- _Instrucciones de tareas_:
1. Responde con datos de la crónica del concierto de Marc Anthony en Castellón:
(a) ¿Cuántas personas, aproximadamente, vibraron con las canciones del cantante?
(b) ¿Qué razón dio el cantante para estar algo afónico?
(c) ¿En qué recinto se dieron cita los rostros conocidos?
2. Prolonga la crónica del concierto de Marc Anthony en Castellón a partir del punto en que termina.

- _Fragmento del texto_:
····················
El delirio. Valió la pena lo que era necesario para estar contigo amor/ tu eres la bendición... Energía y ritmo sobre el escenario en una ceremonia de catarsis colectiva en el concierto del año en Castellón. Marc Anthony derrochó simpatía, sensibilidad, genio y raza. Decepción, sin embargo, entre los fans de Jennifer López, que no compareció en el escenario. Según su esposo, se quedó en el hotel cuidando de sus gemelos. Castellón ha sido la primera ciudad hasta el momento en que no ha salido la estrella latina. Sí lo hizo en Madrid, Las Palmas, Santa Cruz y Granada.

Anthony surgió como un dios mitológico al encuentro de sus fieles bañado en luces blancas para un espectáculo de baile frenético en el que se adentraron las cerca de 10.000 personas que vibraron con cada una de las canciones del cantante de origen puertorriqueño. Muchas de ellas venidas ex profeso de fuera de nuestras fronteras provinciales: Madrid, Valencia, Teruel, Tarragona, Barcelona, Jaén...

El cantante ofreció lo mejor de su repertorio, si bien compareció algo afónico, porque, según justificó: "He estado gritando mucho, animando a España". Valió la pena, Qué precio tiene el cielo, Tú amor me hace bien... fueron interpretadas coreadas por un público ávido de pura salsa y también de baladas neorrománticas de estilo sabrosón, amores imposibles y desgarrados y piruetas del corazón

ROSTROS POPULARES. Rostros conocidos se dieron cita en el Gaetà Huguet. Entre otros, el concejal del Ayuntamiento de Castellón, Juan José Pérez Macián; el extorero Alberto Ramírez; la esposa del exalcalde de Castellón José Luis Gimeno, Nieves Serrano; o el jefe de Prensa de Diputación, Manu Vives, se dejaron ver en el complejo.
····················
Entradas del conjunto de datos:

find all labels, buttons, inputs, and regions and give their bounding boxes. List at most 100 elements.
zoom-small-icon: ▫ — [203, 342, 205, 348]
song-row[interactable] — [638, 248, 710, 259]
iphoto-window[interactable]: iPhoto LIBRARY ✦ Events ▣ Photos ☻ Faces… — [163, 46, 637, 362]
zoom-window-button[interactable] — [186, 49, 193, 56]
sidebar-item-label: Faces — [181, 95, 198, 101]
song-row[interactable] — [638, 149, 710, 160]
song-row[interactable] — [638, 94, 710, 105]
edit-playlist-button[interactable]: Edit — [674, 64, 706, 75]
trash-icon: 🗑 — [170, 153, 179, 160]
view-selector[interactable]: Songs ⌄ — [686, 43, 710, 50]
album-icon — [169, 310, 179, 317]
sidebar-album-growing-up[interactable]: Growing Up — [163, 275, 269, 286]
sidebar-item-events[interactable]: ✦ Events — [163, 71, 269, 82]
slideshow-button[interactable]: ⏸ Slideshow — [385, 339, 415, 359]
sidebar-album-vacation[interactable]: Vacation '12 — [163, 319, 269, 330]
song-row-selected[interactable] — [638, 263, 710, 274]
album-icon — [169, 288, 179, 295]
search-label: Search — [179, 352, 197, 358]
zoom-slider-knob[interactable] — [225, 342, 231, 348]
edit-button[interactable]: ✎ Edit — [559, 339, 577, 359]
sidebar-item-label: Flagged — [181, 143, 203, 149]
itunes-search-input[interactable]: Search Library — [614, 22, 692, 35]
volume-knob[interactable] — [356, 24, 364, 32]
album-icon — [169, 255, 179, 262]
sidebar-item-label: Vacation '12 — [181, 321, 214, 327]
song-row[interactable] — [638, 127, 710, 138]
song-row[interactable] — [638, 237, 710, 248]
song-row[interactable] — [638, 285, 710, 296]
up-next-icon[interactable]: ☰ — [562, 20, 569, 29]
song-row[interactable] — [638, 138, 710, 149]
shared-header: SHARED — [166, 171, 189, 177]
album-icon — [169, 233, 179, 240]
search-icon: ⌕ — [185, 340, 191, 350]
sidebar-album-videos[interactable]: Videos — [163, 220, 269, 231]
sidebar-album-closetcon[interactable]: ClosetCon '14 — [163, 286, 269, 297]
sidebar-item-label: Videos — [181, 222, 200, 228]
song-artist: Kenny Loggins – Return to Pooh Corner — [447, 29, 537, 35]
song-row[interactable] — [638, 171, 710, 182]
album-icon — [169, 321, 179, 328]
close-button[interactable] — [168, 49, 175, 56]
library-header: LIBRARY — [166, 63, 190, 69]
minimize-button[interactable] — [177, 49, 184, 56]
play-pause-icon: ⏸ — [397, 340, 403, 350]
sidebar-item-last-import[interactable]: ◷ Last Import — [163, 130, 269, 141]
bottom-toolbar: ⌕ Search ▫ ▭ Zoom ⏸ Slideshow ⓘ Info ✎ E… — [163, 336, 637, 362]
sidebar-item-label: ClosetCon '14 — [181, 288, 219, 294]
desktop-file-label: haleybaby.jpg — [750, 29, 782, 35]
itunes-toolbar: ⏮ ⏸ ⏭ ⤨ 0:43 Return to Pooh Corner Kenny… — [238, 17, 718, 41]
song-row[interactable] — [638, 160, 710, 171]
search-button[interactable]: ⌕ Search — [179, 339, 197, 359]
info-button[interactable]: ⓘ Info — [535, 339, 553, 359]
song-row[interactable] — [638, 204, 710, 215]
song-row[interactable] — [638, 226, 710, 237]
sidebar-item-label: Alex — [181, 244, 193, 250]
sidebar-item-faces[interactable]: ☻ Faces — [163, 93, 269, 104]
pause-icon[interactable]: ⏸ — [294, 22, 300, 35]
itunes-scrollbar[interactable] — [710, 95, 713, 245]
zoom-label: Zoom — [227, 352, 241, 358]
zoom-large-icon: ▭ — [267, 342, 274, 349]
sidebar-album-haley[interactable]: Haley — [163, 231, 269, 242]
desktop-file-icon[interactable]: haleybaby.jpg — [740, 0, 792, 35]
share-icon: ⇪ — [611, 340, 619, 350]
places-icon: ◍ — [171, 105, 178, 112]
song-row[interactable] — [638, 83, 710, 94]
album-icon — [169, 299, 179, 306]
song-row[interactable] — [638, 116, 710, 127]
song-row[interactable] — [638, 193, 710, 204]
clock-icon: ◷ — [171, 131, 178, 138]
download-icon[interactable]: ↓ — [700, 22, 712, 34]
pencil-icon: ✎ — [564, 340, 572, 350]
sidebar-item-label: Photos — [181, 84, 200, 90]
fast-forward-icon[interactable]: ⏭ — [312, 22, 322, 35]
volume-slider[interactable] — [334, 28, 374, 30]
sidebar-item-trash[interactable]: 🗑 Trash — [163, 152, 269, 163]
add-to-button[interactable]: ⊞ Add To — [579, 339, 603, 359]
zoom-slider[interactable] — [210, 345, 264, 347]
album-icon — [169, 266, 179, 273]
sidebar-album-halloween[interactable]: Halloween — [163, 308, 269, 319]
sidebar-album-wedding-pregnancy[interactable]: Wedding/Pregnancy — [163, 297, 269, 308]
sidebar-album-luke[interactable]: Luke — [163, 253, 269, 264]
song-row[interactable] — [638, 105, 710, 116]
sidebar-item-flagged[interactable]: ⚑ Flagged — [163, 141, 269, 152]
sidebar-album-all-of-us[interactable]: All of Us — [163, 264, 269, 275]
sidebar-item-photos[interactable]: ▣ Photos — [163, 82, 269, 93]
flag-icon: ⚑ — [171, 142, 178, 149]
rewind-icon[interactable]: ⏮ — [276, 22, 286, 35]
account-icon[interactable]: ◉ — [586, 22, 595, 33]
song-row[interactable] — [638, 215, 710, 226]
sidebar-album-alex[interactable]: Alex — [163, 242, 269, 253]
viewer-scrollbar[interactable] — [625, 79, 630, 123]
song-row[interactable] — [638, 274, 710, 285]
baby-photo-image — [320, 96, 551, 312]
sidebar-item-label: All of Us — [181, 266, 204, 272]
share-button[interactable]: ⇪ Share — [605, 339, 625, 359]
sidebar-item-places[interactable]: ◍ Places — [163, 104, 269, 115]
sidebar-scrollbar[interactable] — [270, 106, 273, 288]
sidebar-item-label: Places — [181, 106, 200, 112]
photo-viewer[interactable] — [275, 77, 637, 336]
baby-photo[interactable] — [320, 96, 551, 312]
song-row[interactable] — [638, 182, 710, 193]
····················
- _Respuestas por número_:
1.
(a) Cerca de 10.000 personas.
(b) Dijo: "He estado gritando mucho, animando a España".
(c) En el Gaetà Huguet.

2.
Un monumental escenario de más de 40 metros de largo, con 100.000 watios de sonido y 200.000 de iluminación acogió al artista como si fuera el ara pacis de la música latina, la que surge al otro lado del charco y que expresa la mezcla de razas y los anclajes de Iberoamérica con la España triunfante, nunca mejor dicho, la madre patria. Un detalle: como hace siempre antes de actuar, Marc Anthony se persignó, como símbolo de ese catolicismo cultural de creencias plenas en el dios cristiano.

VESTIDO IMPECABLE. Aunque para divinidad la personificada en Marc Anthony que, vestido con chaqueta y pantalón oscuro y camisa blanca, fue en Castellón todo un gurú del ritmo salsero que mueve multitudes en la inexplicable fe de los que aman música y espectáculo.